**Consignes**
1. Dans le texte sur le mouvement contre la réforme des retraites, relevez tous les secteurs nommés juste après les mots « celles des travailleurs des ».
2. Indiquez si chacune des affirmations suivantes concorde avec le texte sur le mouvement contre la réforme des retraites, en répondant par oui ou par non et en citant les mots décisifs du texte. (a) Les traminots ont engagé le mouvement avant le 5 décembre 2019. (b) La participation des avocats au mouvement était attendue. (c) La grève reconductible à la RATP et à la SNCF se poursuit.
3. Écrivez la suite du texte sur le mouvement contre la réforme des retraites, à partir de sa dernière phrase.

**Extrait du document**
★ ★ ★

Le mouvement pour le retrait du projet de réforme contre les retraites de Macron est entré dans une nouvelle phase après la fin de la grève reconductible à la RATP et la SNCF. Engagé dès avant le 5 décembre 2019 par les traminots, porté à travers tout le pays par les cheminots, dépassant le corporatisme de la défense des seuls régimes spéciaux pour militer dans le sens de l’extension, le mouvement a permis la convergence de toutes les colères et révoltes, celles des travailleurs des raffineries, des ports, des secteurs du privé, des hôpitaux, de la culture, les pompiers, les égoutiers, les enseignants, puis désormais la jeunesse étudiante et des lycées… La participation, inattendue, de catégories telles que les avocats ou les artistes de l’Opéra de Paris comme celle de nombreux gilets jaunes ont contribué à lui donner sa dimension de contestation globale d’une politique au service du CAC40 qui tire en arrière toute la société.

La grève comme instrument de la lutte sociale et politique a repris ses droits donnant une continuité aux gilets jaunes sur le terrain direct de la lutte de classe.

★ ★ ★

**Données extraites**
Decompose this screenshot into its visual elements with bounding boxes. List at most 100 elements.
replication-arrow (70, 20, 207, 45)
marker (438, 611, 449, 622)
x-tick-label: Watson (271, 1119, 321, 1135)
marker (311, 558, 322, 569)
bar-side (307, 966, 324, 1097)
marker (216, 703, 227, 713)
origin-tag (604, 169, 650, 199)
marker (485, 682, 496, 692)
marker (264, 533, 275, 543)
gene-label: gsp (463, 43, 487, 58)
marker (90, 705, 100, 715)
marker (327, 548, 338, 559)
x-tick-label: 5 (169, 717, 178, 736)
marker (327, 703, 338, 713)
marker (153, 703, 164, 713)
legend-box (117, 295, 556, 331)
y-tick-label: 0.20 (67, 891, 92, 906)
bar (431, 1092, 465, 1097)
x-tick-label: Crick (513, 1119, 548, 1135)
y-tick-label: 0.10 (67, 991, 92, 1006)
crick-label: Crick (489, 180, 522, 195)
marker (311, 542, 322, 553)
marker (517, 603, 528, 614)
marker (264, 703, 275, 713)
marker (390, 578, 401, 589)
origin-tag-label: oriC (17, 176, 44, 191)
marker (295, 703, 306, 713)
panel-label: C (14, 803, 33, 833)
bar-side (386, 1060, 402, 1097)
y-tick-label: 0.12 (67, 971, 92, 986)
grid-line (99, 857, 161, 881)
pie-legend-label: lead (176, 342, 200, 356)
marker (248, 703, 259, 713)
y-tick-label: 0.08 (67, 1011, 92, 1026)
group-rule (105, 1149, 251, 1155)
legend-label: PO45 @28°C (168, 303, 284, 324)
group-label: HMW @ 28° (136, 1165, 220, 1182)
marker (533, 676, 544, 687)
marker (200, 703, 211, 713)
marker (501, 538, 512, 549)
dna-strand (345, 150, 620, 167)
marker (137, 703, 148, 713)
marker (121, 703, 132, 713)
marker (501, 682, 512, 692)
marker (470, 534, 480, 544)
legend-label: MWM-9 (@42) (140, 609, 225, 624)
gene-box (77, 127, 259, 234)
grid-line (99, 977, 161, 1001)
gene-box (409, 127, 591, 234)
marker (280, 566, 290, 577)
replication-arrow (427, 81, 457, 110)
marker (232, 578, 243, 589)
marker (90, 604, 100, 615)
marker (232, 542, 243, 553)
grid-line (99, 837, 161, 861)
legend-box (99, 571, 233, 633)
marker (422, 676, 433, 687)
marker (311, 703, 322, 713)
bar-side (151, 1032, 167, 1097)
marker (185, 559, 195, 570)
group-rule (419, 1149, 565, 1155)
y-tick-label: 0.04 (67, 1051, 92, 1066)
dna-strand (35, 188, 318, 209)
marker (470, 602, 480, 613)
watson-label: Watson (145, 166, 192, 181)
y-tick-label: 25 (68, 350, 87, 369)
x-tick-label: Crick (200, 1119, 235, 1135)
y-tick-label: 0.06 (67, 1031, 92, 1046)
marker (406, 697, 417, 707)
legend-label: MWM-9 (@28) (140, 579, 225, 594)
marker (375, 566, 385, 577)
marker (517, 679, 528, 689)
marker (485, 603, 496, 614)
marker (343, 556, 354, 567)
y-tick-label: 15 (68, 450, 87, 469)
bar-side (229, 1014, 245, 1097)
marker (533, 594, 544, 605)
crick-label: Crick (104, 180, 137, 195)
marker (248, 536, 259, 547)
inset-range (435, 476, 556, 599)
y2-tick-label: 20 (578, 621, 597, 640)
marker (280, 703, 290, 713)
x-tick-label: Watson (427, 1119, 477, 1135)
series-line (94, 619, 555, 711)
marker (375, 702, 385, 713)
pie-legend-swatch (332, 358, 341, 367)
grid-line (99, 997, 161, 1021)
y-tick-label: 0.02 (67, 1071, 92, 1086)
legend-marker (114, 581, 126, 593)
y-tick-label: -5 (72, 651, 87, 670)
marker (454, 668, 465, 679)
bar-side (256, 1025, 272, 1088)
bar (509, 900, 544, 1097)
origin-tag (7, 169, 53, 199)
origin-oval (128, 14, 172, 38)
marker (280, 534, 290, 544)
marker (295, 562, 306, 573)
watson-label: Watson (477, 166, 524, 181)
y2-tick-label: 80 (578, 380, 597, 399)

★ ★ ★

**Réponses aux consignes**
1. raffineries, ports, secteurs du privé, hôpitaux, culture

2.
(a) Oui : « Engagé dès avant le 5 décembre 2019 par les traminots »
(b) Non : « La participation, inattendue, de catégories telles que les avocats »
(c) Non : « après la fin de la grève reconductible à la RATP et la SNCF »

3.
Même s’il n’a pu, jusque-là, imposer le retrait de la réforme, le mouvement représente d’ores et déjà un pas en avant considérable en donnant aux grévistes l’initiative politique pour mettre en accusation le gouvernement, rassembler contre lui et sa réforme la grande majorité de la population, isoler Macron, l’affaiblir. Il a imposé des concessions, certes minimes et, surtout, il représente un acquis au sens où il a été l’occasion pour des milliers de travailleur.e.s, de jeunes, à travers le pays, d’animer la lutte par la grève, la solidarité, les actions, l’agitation et la propagande, de devenir les acteurs de leur propre lutte. Cet acquis est un point d’appui pour préparer la prochaine étape alors que commence le débat parlementaire et que se réunit l’aréopage de la commission de financement. De nouvelles actions sont prévues, les éboueurs sont en grève, les hôpitaux le seront le 14 février, L’UNSA RATP appelle à une journée noire le 17 février avec FO et Solidaire, l’Intersyndicale à une journée nationale le 20, la coordination des universités et des laboratoires en lutte appelle à la grève dans les universités le 5 mars, une manifestation nationale est en gestation, autant d’occasions de faire des forces pour reprendre l’offensive.

Une politique pour relancer le mouvement dégagée du marais du dialogue social

La grève et les manifestations ont marqué le pas confrontées aux difficultés et limites du mouvement, au stade actuel, alors que l’intersyndicale n’a jamais eu le moindre plan pour généraliser la mobilisation et que l’ensemble de ses composantes a accepté le piège de la conférence de financement.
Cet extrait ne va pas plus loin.